CHALLENGE: Every entry must be given again exactly.

PROVIDED MATERIAL:
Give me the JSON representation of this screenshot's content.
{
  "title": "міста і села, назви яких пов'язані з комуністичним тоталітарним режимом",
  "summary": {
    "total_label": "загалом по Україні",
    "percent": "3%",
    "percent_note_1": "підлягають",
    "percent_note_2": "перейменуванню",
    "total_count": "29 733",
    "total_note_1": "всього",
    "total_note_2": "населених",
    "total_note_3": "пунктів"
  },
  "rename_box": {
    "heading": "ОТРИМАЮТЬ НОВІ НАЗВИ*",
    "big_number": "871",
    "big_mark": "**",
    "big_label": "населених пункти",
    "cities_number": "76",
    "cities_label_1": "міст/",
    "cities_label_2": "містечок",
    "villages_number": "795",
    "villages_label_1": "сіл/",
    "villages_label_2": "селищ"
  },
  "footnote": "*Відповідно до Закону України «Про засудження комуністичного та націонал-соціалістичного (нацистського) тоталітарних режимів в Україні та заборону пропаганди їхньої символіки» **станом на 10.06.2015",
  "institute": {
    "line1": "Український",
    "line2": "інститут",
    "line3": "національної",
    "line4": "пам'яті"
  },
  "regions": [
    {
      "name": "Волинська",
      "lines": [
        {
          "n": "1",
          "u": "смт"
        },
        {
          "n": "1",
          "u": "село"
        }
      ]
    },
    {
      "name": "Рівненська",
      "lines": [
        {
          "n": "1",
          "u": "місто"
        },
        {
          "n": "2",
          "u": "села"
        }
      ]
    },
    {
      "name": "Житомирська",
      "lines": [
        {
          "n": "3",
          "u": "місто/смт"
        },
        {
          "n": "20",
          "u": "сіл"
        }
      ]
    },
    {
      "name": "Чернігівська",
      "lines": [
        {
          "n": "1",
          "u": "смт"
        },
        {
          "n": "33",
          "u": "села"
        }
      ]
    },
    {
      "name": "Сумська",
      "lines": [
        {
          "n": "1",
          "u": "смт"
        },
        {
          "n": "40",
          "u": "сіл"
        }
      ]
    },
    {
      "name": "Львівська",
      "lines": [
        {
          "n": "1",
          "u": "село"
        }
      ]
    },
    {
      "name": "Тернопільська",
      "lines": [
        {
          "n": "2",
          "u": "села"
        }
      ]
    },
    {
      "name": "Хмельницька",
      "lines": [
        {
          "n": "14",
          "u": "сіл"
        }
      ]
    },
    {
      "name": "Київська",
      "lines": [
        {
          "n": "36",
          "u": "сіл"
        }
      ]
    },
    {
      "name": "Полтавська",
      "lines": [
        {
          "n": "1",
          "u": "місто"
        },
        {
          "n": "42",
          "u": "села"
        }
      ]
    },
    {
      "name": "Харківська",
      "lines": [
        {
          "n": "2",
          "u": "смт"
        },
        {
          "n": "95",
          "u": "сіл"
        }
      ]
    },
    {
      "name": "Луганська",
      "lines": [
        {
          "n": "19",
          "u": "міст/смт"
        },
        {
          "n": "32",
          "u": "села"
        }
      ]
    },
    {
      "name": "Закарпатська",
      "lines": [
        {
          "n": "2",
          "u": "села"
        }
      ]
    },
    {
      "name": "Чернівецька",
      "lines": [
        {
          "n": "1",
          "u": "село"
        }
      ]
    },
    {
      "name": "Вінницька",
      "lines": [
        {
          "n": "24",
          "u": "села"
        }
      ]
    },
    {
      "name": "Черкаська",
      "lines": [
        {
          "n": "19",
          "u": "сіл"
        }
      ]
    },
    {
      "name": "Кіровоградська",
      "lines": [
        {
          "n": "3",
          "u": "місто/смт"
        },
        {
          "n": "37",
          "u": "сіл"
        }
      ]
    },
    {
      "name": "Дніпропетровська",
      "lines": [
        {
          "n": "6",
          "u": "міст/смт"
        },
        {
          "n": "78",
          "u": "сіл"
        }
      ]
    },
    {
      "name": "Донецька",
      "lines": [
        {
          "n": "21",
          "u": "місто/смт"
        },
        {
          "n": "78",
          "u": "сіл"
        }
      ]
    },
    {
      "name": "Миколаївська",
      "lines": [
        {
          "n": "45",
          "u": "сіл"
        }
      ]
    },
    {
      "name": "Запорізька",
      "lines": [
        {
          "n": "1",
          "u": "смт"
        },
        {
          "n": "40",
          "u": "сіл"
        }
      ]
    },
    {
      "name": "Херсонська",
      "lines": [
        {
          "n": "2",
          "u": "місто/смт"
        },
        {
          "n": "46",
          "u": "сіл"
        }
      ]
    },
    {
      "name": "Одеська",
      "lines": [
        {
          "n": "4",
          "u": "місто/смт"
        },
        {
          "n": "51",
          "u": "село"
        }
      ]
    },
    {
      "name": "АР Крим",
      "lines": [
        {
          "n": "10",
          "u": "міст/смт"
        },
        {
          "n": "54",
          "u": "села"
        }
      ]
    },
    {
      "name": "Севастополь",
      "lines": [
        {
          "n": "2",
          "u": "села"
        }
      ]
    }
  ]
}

THE SOLUTION:
Give me the JSON representation of this screenshot's content.
{
  "title": "міста і села, назви яких пов'язані з комуністичним тоталітарним режимом",
  "summary": {
    "total_label": "загалом по Україні",
    "percent": "3%",
    "percent_note_1": "підлягають",
    "percent_note_2": "перейменуванню",
    "total_count": "29 733",
    "total_note_1": "всього",
    "total_note_2": "населених",
    "total_note_3": "пунктів"
  },
  "rename_box": {
    "heading": "ОТРИМАЮТЬ НОВІ НАЗВИ*",
    "big_number": "871",
    "big_mark": "**",
    "big_label": "населених пункти",
    "cities_number": "76",
    "cities_label_1": "міст/",
    "cities_label_2": "містечок",
    "villages_number": "795",
    "villages_label_1": "сіл/",
    "villages_label_2": "селищ"
  },
  "footnote": "*Відповідно до Закону України «Про засудження комуністичного та націонал-соціалістичного (нацистського) тоталітарних режимів в Україні та заборону пропаганди їхньої символіки» **станом на 10.06.2015",
  "institute": {
    "line1": "Український",
    "line2": "інститут",
    "line3": "національної",
    "line4": "пам'яті"
  },
  "regions": [
    {
      "name": "Волинська",
      "lines": [
        {
          "n": "1",
          "u": "смт"
        },
        {
          "n": "1",
          "u": "село"
        }
      ]
    },
    {
      "name": "Рівненська",
      "lines": [
        {
          "n": "1",
          "u": "місто"
        },
        {
          "n": "2",
          "u": "села"
        }
      ]
    },
    {
      "name": "Житомирська",
      "lines": [
        {
          "n": "3",
          "u": "місто/смт"
        },
        {
          "n": "20",
          "u": "сіл"
        }
      ]
    },
    {
      "name": "Чернігівська",
      "lines": [
        {
          "n": "1",
          "u": "смт"
        },
        {
          "n": "33",
          "u": "села"
        }
      ]
    },
    {
      "name": "Сумська",
      "lines": [
        {
          "n": "1",
          "u": "смт"
        },
        {
          "n": "40",
          "u": "сіл"
        }
      ]
    },
    {
      "name": "Львівська",
      "lines": [
        {
          "n": "1",
          "u": "село"
        }
      ]
    },
    {
      "name": "Тернопільська",
      "lines": [
        {
          "n": "2",
          "u": "села"
        }
      ]
    },
    {
      "name": "Хмельницька",
      "lines": [
        {
          "n": "14",
          "u": "сіл"
        }
      ]
    },
    {
      "name": "Київська",
      "lines": [
        {
          "n": "36",
          "u": "сіл"
        }
      ]
    },
    {
      "name": "Полтавська",
      "lines": [
        {
          "n": "1",
          "u": "місто"
        },
        {
          "n": "42",
          "u": "села"
        }
      ]
    },
    {
      "name": "Харківська",
      "lines": [
        {
          "n": "2",
          "u": "смт"
        },
        {
          "n": "95",
          "u": "сіл"
        }
      ]
    },
    {
      "name": "Луганська",
      "lines": [
        {
          "n": "19",
          "u": "міст/смт"
        },
        {
          "n": "32",
          "u": "села"
        }
      ]
    },
    {
      "name": "Закарпатська",
      "lines": [
        {
          "n": "2",
          "u": "села"
        }
      ]
    },
    {
      "name": "Чернівецька",
      "lines": [
        {
          "n": "1",
          "u": "село"
        }
      ]
    },
    {
      "name": "Вінницька",
      "lines": [
        {
          "n": "24",
          "u": "села"
        }
      ]
    },
    {
      "name": "Черкаська",
      "lines": [
        {
          "n": "19",
          "u": "сіл"
        }
      ]
    },
    {
      "name": "Кіровоградська",
      "lines": [
        {
          "n": "3",
          "u": "місто/смт"
        },
        {
          "n": "37",
          "u": "сіл"
        }
      ]
    },
    {
      "name": "Дніпропетровська",
      "lines": [
        {
          "n": "6",
          "u": "міст/смт"
        },
        {
          "n": "78",
          "u": "сіл"
        }
      ]
    },
    {
      "name": "Донецька",
      "lines": [
        {
          "n": "21",
          "u": "місто/смт"
        },
        {
          "n": "78",
          "u": "сіл"
        }
      ]
    },
    {
      "name": "Миколаївська",
      "lines": [
        {
          "n": "45",
          "u": "сіл"
        }
      ]
    },
    {
      "name": "Запорізька",
      "lines": [
        {
          "n": "1",
          "u": "смт"
        },
        {
          "n": "40",
          "u": "сіл"
        }
      ]
    },
    {
      "name": "Херсонська",
      "lines": [
        {
          "n": "2",
          "u": "місто/смт"
        },
        {
          "n": "46",
          "u": "сіл"
        }
      ]
    },
    {
      "name": "Одеська",
      "lines": [
        {
          "n": "4",
          "u": "місто/смт"
        },
        {
          "n": "51",
          "u": "село"
        }
      ]
    },
    {
      "name": "АР Крим",
      "lines": [
        {
          "n": "10",
          "u": "міст/смт"
        },
        {
          "n": "54",
          "u": "села"
        }
      ]
    },
    {
      "name": "Севастополь",
      "lines": [
        {
          "n": "2",
          "u": "села"
        }
      ]
    }
  ]
}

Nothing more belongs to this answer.